» SUPPLIED MATERIAL:

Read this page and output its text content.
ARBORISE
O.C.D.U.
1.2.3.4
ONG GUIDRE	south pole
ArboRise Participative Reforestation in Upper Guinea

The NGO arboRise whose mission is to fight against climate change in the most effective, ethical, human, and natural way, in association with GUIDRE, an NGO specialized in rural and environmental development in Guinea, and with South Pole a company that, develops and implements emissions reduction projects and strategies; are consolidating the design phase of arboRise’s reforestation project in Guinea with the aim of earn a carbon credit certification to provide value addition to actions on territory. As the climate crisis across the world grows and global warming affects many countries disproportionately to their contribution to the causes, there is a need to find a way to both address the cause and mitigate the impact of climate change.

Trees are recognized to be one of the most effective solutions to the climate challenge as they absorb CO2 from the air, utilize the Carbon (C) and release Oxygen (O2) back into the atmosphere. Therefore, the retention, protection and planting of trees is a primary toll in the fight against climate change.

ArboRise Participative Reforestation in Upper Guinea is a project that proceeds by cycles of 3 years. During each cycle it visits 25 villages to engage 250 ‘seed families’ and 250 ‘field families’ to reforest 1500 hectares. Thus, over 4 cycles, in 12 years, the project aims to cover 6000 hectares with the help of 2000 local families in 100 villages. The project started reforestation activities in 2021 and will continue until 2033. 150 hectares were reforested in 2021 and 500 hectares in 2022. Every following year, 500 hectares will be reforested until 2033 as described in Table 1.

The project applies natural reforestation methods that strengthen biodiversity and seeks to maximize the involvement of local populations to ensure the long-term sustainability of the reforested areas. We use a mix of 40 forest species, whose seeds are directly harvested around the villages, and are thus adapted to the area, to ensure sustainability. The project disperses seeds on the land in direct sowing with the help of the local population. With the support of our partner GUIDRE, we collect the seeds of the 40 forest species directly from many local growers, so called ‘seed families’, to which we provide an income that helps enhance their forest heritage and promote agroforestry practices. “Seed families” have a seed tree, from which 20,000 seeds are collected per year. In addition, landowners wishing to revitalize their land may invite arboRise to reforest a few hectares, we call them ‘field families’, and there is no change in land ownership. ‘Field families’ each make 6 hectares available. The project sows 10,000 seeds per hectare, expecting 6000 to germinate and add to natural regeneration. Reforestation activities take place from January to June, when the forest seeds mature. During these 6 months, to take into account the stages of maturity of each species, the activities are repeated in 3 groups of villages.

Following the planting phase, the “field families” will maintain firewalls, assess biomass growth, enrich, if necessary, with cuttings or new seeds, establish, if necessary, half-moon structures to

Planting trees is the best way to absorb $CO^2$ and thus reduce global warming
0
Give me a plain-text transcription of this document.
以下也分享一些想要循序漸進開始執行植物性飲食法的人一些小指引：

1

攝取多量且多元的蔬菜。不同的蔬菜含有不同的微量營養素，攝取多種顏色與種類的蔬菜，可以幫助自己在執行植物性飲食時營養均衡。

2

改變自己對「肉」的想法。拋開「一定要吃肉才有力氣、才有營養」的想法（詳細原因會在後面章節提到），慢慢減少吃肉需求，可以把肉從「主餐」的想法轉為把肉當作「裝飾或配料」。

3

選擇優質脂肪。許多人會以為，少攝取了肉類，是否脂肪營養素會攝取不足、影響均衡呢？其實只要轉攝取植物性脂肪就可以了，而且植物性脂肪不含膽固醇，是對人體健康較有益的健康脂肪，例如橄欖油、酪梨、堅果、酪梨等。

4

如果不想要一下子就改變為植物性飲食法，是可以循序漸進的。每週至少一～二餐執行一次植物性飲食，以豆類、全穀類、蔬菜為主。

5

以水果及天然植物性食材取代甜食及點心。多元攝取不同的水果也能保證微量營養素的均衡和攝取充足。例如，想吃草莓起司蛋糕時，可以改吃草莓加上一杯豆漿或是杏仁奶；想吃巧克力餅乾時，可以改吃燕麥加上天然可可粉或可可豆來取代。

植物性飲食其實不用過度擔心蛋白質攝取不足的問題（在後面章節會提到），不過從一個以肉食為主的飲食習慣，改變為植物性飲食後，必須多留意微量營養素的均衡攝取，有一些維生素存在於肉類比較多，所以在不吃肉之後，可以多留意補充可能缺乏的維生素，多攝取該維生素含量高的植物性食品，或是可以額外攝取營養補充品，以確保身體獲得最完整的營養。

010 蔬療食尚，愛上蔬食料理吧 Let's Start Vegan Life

» EXERCISE GOAL:
Repeat back the data above, exact to the last character.

» COMPLETE ANSWER:
Read this page and output its text content.
ARBORISE
O.C.D.U.
1.2.3.4
ONG GUIDRE	south pole
ArboRise Participative Reforestation in Upper Guinea

The NGO arboRise whose mission is to fight against climate change in the most effective, ethical, human, and natural way, in association with GUIDRE, an NGO specialized in rural and environmental development in Guinea, and with South Pole a company that, develops and implements emissions reduction projects and strategies; are consolidating the design phase of arboRise’s reforestation project in Guinea with the aim of earn a carbon credit certification to provide value addition to actions on territory. As the climate crisis across the world grows and global warming affects many countries disproportionately to their contribution to the causes, there is a need to find a way to both address the cause and mitigate the impact of climate change.

Trees are recognized to be one of the most effective solutions to the climate challenge as they absorb CO2 from the air, utilize the Carbon (C) and release Oxygen (O2) back into the atmosphere. Therefore, the retention, protection and planting of trees is a primary toll in the fight against climate change.

ArboRise Participative Reforestation in Upper Guinea is a project that proceeds by cycles of 3 years. During each cycle it visits 25 villages to engage 250 ‘seed families’ and 250 ‘field families’ to reforest 1500 hectares. Thus, over 4 cycles, in 12 years, the project aims to cover 6000 hectares with the help of 2000 local families in 100 villages. The project started reforestation activities in 2021 and will continue until 2033. 150 hectares were reforested in 2021 and 500 hectares in 2022. Every following year, 500 hectares will be reforested until 2033 as described in Table 1.

The project applies natural reforestation methods that strengthen biodiversity and seeks to maximize the involvement of local populations to ensure the long-term sustainability of the reforested areas. We use a mix of 40 forest species, whose seeds are directly harvested around the villages, and are thus adapted to the area, to ensure sustainability. The project disperses seeds on the land in direct sowing with the help of the local population. With the support of our partner GUIDRE, we collect the seeds of the 40 forest species directly from many local growers, so called ‘seed families’, to which we provide an income that helps enhance their forest heritage and promote agroforestry practices. “Seed families” have a seed tree, from which 20,000 seeds are collected per year. In addition, landowners wishing to revitalize their land may invite arboRise to reforest a few hectares, we call them ‘field families’, and there is no change in land ownership. ‘Field families’ each make 6 hectares available. The project sows 10,000 seeds per hectare, expecting 6000 to germinate and add to natural regeneration. Reforestation activities take place from January to June, when the forest seeds mature. During these 6 months, to take into account the stages of maturity of each species, the activities are repeated in 3 groups of villages.

Following the planting phase, the “field families” will maintain firewalls, assess biomass growth, enrich, if necessary, with cuttings or new seeds, establish, if necessary, half-moon structures to

Planting trees is the best way to absorb $CO^2$ and thus reduce global warming
0
Give me a plain-text transcription of this document.
以下也分享一些想要循序漸進開始執行植物性飲食法的人一些小指引：

1

攝取多量且多元的蔬菜。不同的蔬菜含有不同的微量營養素，攝取多種顏色與種類的蔬菜，可以幫助自己在執行植物性飲食時營養均衡。

2

改變自己對「肉」的想法。拋開「一定要吃肉才有力氣、才有營養」的想法（詳細原因會在後面章節提到），慢慢減少吃肉需求，可以把肉從「主餐」的想法轉為把肉當作「裝飾或配料」。

3

選擇優質脂肪。許多人會以為，少攝取了肉類，是否脂肪營養素會攝取不足、影響均衡呢？其實只要轉攝取植物性脂肪就可以了，而且植物性脂肪不含膽固醇，是對人體健康較有益的健康脂肪，例如橄欖油、酪梨、堅果、酪梨等。

4

如果不想要一下子就改變為植物性飲食法，是可以循序漸進的。每週至少一～二餐執行一次植物性飲食，以豆類、全穀類、蔬菜為主。

5

以水果及天然植物性食材取代甜食及點心。多元攝取不同的水果也能保證微量營養素的均衡和攝取充足。例如，想吃草莓起司蛋糕時，可以改吃草莓加上一杯豆漿或是杏仁奶；想吃巧克力餅乾時，可以改吃燕麥加上天然可可粉或可可豆來取代。

植物性飲食其實不用過度擔心蛋白質攝取不足的問題（在後面章節會提到），不過從一個以肉食為主的飲食習慣，改變為植物性飲食後，必須多留意微量營養素的均衡攝取，有一些維生素存在於肉類比較多，所以在不吃肉之後，可以多留意補充可能缺乏的維生素，多攝取該維生素含量高的植物性食品，或是可以額外攝取營養補充品，以確保身體獲得最完整的營養。

010 蔬療食尚，愛上蔬食料理吧 Let's Start Vegan Life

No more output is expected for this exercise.